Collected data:
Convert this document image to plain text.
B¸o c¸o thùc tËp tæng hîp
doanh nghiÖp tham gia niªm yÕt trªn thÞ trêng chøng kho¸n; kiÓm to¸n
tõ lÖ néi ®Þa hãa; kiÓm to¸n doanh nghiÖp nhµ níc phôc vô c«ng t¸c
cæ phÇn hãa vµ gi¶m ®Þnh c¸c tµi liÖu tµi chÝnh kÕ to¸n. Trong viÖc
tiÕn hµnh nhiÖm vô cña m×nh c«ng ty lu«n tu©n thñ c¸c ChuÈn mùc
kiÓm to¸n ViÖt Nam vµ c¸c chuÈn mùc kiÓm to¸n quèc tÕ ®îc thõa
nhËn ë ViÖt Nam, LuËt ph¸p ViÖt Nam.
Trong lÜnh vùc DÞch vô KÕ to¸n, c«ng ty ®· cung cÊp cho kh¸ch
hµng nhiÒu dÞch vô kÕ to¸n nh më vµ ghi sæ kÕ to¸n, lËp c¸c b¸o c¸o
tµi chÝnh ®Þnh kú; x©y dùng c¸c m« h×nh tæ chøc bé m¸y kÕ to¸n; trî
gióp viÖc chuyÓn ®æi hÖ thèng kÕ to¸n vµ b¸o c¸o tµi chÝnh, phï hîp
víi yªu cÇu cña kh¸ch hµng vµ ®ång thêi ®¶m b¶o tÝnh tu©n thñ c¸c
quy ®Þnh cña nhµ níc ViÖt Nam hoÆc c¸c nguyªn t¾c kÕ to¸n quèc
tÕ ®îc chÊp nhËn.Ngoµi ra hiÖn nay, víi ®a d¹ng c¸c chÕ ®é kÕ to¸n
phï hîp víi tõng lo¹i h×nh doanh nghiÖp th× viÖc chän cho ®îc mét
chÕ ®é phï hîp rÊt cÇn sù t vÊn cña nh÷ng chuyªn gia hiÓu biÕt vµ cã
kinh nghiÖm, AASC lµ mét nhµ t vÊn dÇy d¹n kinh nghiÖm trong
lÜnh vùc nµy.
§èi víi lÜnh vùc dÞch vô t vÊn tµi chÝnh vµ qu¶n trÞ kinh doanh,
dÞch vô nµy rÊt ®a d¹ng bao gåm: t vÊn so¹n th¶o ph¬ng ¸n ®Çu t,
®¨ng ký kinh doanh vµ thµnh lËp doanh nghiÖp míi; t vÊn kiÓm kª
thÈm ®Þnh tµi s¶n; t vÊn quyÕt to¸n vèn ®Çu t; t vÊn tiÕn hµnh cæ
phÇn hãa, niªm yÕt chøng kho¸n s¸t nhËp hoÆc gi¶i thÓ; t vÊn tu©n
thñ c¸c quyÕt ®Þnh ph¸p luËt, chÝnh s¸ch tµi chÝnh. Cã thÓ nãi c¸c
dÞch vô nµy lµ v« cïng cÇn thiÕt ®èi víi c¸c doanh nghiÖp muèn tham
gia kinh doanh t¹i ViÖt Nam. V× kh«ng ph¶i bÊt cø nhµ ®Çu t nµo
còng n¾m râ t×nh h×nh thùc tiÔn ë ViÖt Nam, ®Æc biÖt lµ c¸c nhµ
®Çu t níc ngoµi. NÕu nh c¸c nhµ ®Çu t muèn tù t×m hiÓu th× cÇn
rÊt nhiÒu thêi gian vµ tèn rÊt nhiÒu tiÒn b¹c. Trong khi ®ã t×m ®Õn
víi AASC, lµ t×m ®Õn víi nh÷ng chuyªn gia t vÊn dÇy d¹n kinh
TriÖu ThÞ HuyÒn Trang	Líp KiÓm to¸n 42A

▸ Task goal: Reproduce all data above, unchanged.

▸ Solution:
Convert this document image to plain text.
B¸o c¸o thùc tËp tæng hîp
doanh nghiÖp tham gia niªm yÕt trªn thÞ trêng chøng kho¸n; kiÓm to¸n
tõ lÖ néi ®Þa hãa; kiÓm to¸n doanh nghiÖp nhµ níc phôc vô c«ng t¸c
cæ phÇn hãa vµ gi¶m ®Þnh c¸c tµi liÖu tµi chÝnh kÕ to¸n. Trong viÖc
tiÕn hµnh nhiÖm vô cña m×nh c«ng ty lu«n tu©n thñ c¸c ChuÈn mùc
kiÓm to¸n ViÖt Nam vµ c¸c chuÈn mùc kiÓm to¸n quèc tÕ ®îc thõa
nhËn ë ViÖt Nam, LuËt ph¸p ViÖt Nam.
Trong lÜnh vùc DÞch vô KÕ to¸n, c«ng ty ®· cung cÊp cho kh¸ch
hµng nhiÒu dÞch vô kÕ to¸n nh më vµ ghi sæ kÕ to¸n, lËp c¸c b¸o c¸o
tµi chÝnh ®Þnh kú; x©y dùng c¸c m« h×nh tæ chøc bé m¸y kÕ to¸n; trî
gióp viÖc chuyÓn ®æi hÖ thèng kÕ to¸n vµ b¸o c¸o tµi chÝnh, phï hîp
víi yªu cÇu cña kh¸ch hµng vµ ®ång thêi ®¶m b¶o tÝnh tu©n thñ c¸c
quy ®Þnh cña nhµ níc ViÖt Nam hoÆc c¸c nguyªn t¾c kÕ to¸n quèc
tÕ ®îc chÊp nhËn.Ngoµi ra hiÖn nay, víi ®a d¹ng c¸c chÕ ®é kÕ to¸n
phï hîp víi tõng lo¹i h×nh doanh nghiÖp th× viÖc chän cho ®îc mét
chÕ ®é phï hîp rÊt cÇn sù t vÊn cña nh÷ng chuyªn gia hiÓu biÕt vµ cã
kinh nghiÖm, AASC lµ mét nhµ t vÊn dÇy d¹n kinh nghiÖm trong
lÜnh vùc nµy.
§èi víi lÜnh vùc dÞch vô t vÊn tµi chÝnh vµ qu¶n trÞ kinh doanh,
dÞch vô nµy rÊt ®a d¹ng bao gåm: t vÊn so¹n th¶o ph¬ng ¸n ®Çu t,
®¨ng ký kinh doanh vµ thµnh lËp doanh nghiÖp míi; t vÊn kiÓm kª
thÈm ®Þnh tµi s¶n; t vÊn quyÕt to¸n vèn ®Çu t; t vÊn tiÕn hµnh cæ
phÇn hãa, niªm yÕt chøng kho¸n s¸t nhËp hoÆc gi¶i thÓ; t vÊn tu©n
thñ c¸c quyÕt ®Þnh ph¸p luËt, chÝnh s¸ch tµi chÝnh. Cã thÓ nãi c¸c
dÞch vô nµy lµ v« cïng cÇn thiÕt ®èi víi c¸c doanh nghiÖp muèn tham
gia kinh doanh t¹i ViÖt Nam. V× kh«ng ph¶i bÊt cø nhµ ®Çu t nµo
còng n¾m râ t×nh h×nh thùc tiÔn ë ViÖt Nam, ®Æc biÖt lµ c¸c nhµ
®Çu t níc ngoµi. NÕu nh c¸c nhµ ®Çu t muèn tù t×m hiÓu th× cÇn
rÊt nhiÒu thêi gian vµ tèn rÊt nhiÒu tiÒn b¹c. Trong khi ®ã t×m ®Õn
víi AASC, lµ t×m ®Õn víi nh÷ng chuyªn gia t vÊn dÇy d¹n kinh
TriÖu ThÞ HuyÒn Trang	Líp KiÓm to¸n 42A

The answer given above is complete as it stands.